*PROBLEM:*
Write out the entries again exactly as they are given.

*RAW DATA:*
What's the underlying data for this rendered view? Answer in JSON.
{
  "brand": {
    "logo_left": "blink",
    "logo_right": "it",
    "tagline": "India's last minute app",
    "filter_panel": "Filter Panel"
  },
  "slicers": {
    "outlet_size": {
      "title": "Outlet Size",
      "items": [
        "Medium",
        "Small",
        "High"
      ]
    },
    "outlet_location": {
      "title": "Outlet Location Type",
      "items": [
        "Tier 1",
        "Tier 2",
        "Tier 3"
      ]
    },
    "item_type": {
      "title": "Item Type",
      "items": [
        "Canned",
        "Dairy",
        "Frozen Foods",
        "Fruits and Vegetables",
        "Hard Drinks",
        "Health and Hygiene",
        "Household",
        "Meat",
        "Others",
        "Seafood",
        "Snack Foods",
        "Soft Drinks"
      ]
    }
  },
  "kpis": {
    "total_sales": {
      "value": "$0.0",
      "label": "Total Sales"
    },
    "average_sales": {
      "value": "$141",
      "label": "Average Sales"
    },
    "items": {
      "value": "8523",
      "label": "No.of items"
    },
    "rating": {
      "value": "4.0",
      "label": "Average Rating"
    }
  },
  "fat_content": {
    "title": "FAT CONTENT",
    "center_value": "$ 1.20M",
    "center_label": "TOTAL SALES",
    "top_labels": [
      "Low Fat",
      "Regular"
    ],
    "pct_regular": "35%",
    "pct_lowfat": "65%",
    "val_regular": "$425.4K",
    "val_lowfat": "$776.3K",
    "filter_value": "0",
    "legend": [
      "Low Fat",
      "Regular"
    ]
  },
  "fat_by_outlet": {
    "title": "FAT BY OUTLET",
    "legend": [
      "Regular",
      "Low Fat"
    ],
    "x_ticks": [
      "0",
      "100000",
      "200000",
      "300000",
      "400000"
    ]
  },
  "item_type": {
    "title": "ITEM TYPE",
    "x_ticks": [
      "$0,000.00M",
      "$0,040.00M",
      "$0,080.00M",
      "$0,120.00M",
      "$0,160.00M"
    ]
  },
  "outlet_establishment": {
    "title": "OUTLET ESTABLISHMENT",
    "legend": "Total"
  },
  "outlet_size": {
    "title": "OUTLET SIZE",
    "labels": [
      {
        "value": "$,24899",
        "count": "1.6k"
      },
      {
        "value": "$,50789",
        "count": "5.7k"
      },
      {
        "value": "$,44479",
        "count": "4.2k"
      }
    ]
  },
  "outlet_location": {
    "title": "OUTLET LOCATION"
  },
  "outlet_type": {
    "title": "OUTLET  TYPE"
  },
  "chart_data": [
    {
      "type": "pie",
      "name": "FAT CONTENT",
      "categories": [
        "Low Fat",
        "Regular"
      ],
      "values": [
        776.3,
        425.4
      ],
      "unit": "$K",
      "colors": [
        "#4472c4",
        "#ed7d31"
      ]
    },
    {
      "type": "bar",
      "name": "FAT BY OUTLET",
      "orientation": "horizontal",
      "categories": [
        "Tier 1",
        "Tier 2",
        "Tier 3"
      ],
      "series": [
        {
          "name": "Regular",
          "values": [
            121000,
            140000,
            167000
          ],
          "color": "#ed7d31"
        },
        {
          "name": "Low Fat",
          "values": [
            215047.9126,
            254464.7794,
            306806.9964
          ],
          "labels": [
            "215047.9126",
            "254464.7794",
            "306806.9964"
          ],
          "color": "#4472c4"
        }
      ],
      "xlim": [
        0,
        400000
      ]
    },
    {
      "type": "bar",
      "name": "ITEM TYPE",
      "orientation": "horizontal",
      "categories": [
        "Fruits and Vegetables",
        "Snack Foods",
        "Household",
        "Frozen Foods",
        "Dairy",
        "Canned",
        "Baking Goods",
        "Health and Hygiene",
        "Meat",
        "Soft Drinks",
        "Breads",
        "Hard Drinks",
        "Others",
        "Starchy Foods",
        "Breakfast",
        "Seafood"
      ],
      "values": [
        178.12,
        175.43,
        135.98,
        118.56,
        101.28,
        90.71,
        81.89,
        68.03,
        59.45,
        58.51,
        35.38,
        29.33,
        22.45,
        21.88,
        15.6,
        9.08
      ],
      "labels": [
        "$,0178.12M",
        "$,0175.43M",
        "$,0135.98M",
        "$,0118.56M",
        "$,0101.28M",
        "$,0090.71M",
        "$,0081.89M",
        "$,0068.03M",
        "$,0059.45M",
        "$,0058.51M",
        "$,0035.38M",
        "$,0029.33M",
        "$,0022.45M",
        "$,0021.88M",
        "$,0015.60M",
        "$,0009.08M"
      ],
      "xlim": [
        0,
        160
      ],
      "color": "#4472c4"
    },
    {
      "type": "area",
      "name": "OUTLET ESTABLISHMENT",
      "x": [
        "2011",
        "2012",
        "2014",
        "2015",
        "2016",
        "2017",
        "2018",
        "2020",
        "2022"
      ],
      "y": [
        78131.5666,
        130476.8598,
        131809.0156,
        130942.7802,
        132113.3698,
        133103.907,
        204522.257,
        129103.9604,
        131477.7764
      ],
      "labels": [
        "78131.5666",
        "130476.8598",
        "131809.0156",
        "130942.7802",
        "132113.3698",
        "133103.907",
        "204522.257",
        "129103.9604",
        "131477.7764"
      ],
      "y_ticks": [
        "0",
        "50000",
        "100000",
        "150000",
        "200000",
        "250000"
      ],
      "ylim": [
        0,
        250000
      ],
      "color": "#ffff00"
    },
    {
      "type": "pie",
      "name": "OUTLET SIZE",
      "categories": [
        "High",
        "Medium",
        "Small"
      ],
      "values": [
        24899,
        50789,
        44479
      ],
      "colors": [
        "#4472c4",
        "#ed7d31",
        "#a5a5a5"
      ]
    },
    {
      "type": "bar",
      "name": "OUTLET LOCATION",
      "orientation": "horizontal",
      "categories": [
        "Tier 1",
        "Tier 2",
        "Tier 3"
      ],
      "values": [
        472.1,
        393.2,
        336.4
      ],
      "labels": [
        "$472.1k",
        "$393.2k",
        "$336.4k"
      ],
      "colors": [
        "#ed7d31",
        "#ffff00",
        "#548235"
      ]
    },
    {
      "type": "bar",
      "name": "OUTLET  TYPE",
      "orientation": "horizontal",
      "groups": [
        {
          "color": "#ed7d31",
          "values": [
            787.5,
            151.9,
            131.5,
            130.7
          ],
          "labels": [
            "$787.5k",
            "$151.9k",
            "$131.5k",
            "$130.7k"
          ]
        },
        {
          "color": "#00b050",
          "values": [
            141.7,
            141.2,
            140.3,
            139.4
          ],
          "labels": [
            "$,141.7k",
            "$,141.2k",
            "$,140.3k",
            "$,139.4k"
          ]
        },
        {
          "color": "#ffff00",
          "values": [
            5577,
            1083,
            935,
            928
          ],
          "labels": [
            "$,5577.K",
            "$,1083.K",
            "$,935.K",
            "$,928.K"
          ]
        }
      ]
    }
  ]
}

*THE OUTPUT:*
What's the underlying data for this rendered view? Answer in JSON.
{
  "brand": {
    "logo_left": "blink",
    "logo_right": "it",
    "tagline": "India's last minute app",
    "filter_panel": "Filter Panel"
  },
  "slicers": {
    "outlet_size": {
      "title": "Outlet Size",
      "items": [
        "Medium",
        "Small",
        "High"
      ]
    },
    "outlet_location": {
      "title": "Outlet Location Type",
      "items": [
        "Tier 1",
        "Tier 2",
        "Tier 3"
      ]
    },
    "item_type": {
      "title": "Item Type",
      "items": [
        "Canned",
        "Dairy",
        "Frozen Foods",
        "Fruits and Vegetables",
        "Hard Drinks",
        "Health and Hygiene",
        "Household",
        "Meat",
        "Others",
        "Seafood",
        "Snack Foods",
        "Soft Drinks"
      ]
    }
  },
  "kpis": {
    "total_sales": {
      "value": "$0.0",
      "label": "Total Sales"
    },
    "average_sales": {
      "value": "$141",
      "label": "Average Sales"
    },
    "items": {
      "value": "8523",
      "label": "No.of items"
    },
    "rating": {
      "value": "4.0",
      "label": "Average Rating"
    }
  },
  "fat_content": {
    "title": "FAT CONTENT",
    "center_value": "$ 1.20M",
    "center_label": "TOTAL SALES",
    "top_labels": [
      "Low Fat",
      "Regular"
    ],
    "pct_regular": "35%",
    "pct_lowfat": "65%",
    "val_regular": "$425.4K",
    "val_lowfat": "$776.3K",
    "filter_value": "0",
    "legend": [
      "Low Fat",
      "Regular"
    ]
  },
  "fat_by_outlet": {
    "title": "FAT BY OUTLET",
    "legend": [
      "Regular",
      "Low Fat"
    ],
    "x_ticks": [
      "0",
      "100000",
      "200000",
      "300000",
      "400000"
    ]
  },
  "item_type": {
    "title": "ITEM TYPE",
    "x_ticks": [
      "$0,000.00M",
      "$0,040.00M",
      "$0,080.00M",
      "$0,120.00M",
      "$0,160.00M"
    ]
  },
  "outlet_establishment": {
    "title": "OUTLET ESTABLISHMENT",
    "legend": "Total"
  },
  "outlet_size": {
    "title": "OUTLET SIZE",
    "labels": [
      {
        "value": "$,24899",
        "count": "1.6k"
      },
      {
        "value": "$,50789",
        "count": "5.7k"
      },
      {
        "value": "$,44479",
        "count": "4.2k"
      }
    ]
  },
  "outlet_location": {
    "title": "OUTLET LOCATION"
  },
  "outlet_type": {
    "title": "OUTLET  TYPE"
  },
  "chart_data": [
    {
      "type": "pie",
      "name": "FAT CONTENT",
      "categories": [
        "Low Fat",
        "Regular"
      ],
      "values": [
        776.3,
        425.4
      ],
      "unit": "$K",
      "colors": [
        "#4472c4",
        "#ed7d31"
      ]
    },
    {
      "type": "bar",
      "name": "FAT BY OUTLET",
      "orientation": "horizontal",
      "categories": [
        "Tier 1",
        "Tier 2",
        "Tier 3"
      ],
      "series": [
        {
          "name": "Regular",
          "values": [
            121000,
            140000,
            167000
          ],
          "color": "#ed7d31"
        },
        {
          "name": "Low Fat",
          "values": [
            215047.9126,
            254464.7794,
            306806.9964
          ],
          "labels": [
            "215047.9126",
            "254464.7794",
            "306806.9964"
          ],
          "color": "#4472c4"
        }
      ],
      "xlim": [
        0,
        400000
      ]
    },
    {
      "type": "bar",
      "name": "ITEM TYPE",
      "orientation": "horizontal",
      "categories": [
        "Fruits and Vegetables",
        "Snack Foods",
        "Household",
        "Frozen Foods",
        "Dairy",
        "Canned",
        "Baking Goods",
        "Health and Hygiene",
        "Meat",
        "Soft Drinks",
        "Breads",
        "Hard Drinks",
        "Others",
        "Starchy Foods",
        "Breakfast",
        "Seafood"
      ],
      "values": [
        178.12,
        175.43,
        135.98,
        118.56,
        101.28,
        90.71,
        81.89,
        68.03,
        59.45,
        58.51,
        35.38,
        29.33,
        22.45,
        21.88,
        15.6,
        9.08
      ],
      "labels": [
        "$,0178.12M",
        "$,0175.43M",
        "$,0135.98M",
        "$,0118.56M",
        "$,0101.28M",
        "$,0090.71M",
        "$,0081.89M",
        "$,0068.03M",
        "$,0059.45M",
        "$,0058.51M",
        "$,0035.38M",
        "$,0029.33M",
        "$,0022.45M",
        "$,0021.88M",
        "$,0015.60M",
        "$,0009.08M"
      ],
      "xlim": [
        0,
        160
      ],
      "color": "#4472c4"
    },
    {
      "type": "area",
      "name": "OUTLET ESTABLISHMENT",
      "x": [
        "2011",
        "2012",
        "2014",
        "2015",
        "2016",
        "2017",
        "2018",
        "2020",
        "2022"
      ],
      "y": [
        78131.5666,
        130476.8598,
        131809.0156,
        130942.7802,
        132113.3698,
        133103.907,
        204522.257,
        129103.9604,
        131477.7764
      ],
      "labels": [
        "78131.5666",
        "130476.8598",
        "131809.0156",
        "130942.7802",
        "132113.3698",
        "133103.907",
        "204522.257",
        "129103.9604",
        "131477.7764"
      ],
      "y_ticks": [
        "0",
        "50000",
        "100000",
        "150000",
        "200000",
        "250000"
      ],
      "ylim": [
        0,
        250000
      ],
      "color": "#ffff00"
    },
    {
      "type": "pie",
      "name": "OUTLET SIZE",
      "categories": [
        "High",
        "Medium",
        "Small"
      ],
      "values": [
        24899,
        50789,
        44479
      ],
      "colors": [
        "#4472c4",
        "#ed7d31",
        "#a5a5a5"
      ]
    },
    {
      "type": "bar",
      "name": "OUTLET LOCATION",
      "orientation": "horizontal",
      "categories": [
        "Tier 1",
        "Tier 2",
        "Tier 3"
      ],
      "values": [
        472.1,
        393.2,
        336.4
      ],
      "labels": [
        "$472.1k",
        "$393.2k",
        "$336.4k"
      ],
      "colors": [
        "#ed7d31",
        "#ffff00",
        "#548235"
      ]
    },
    {
      "type": "bar",
      "name": "OUTLET  TYPE",
      "orientation": "horizontal",
      "groups": [
        {
          "color": "#ed7d31",
          "values": [
            787.5,
            151.9,
            131.5,
            130.7
          ],
          "labels": [
            "$787.5k",
            "$151.9k",
            "$131.5k",
            "$130.7k"
          ]
        },
        {
          "color": "#00b050",
          "values": [
            141.7,
            141.2,
            140.3,
            139.4
          ],
          "labels": [
            "$,141.7k",
            "$,141.2k",
            "$,140.3k",
            "$,139.4k"
          ]
        },
        {
          "color": "#ffff00",
          "values": [
            5577,
            1083,
            935,
            928
          ],
          "labels": [
            "$,5577.K",
            "$,1083.K",
            "$,935.K",
            "$,928.K"
          ]
        }
      ]
    }
  ]
}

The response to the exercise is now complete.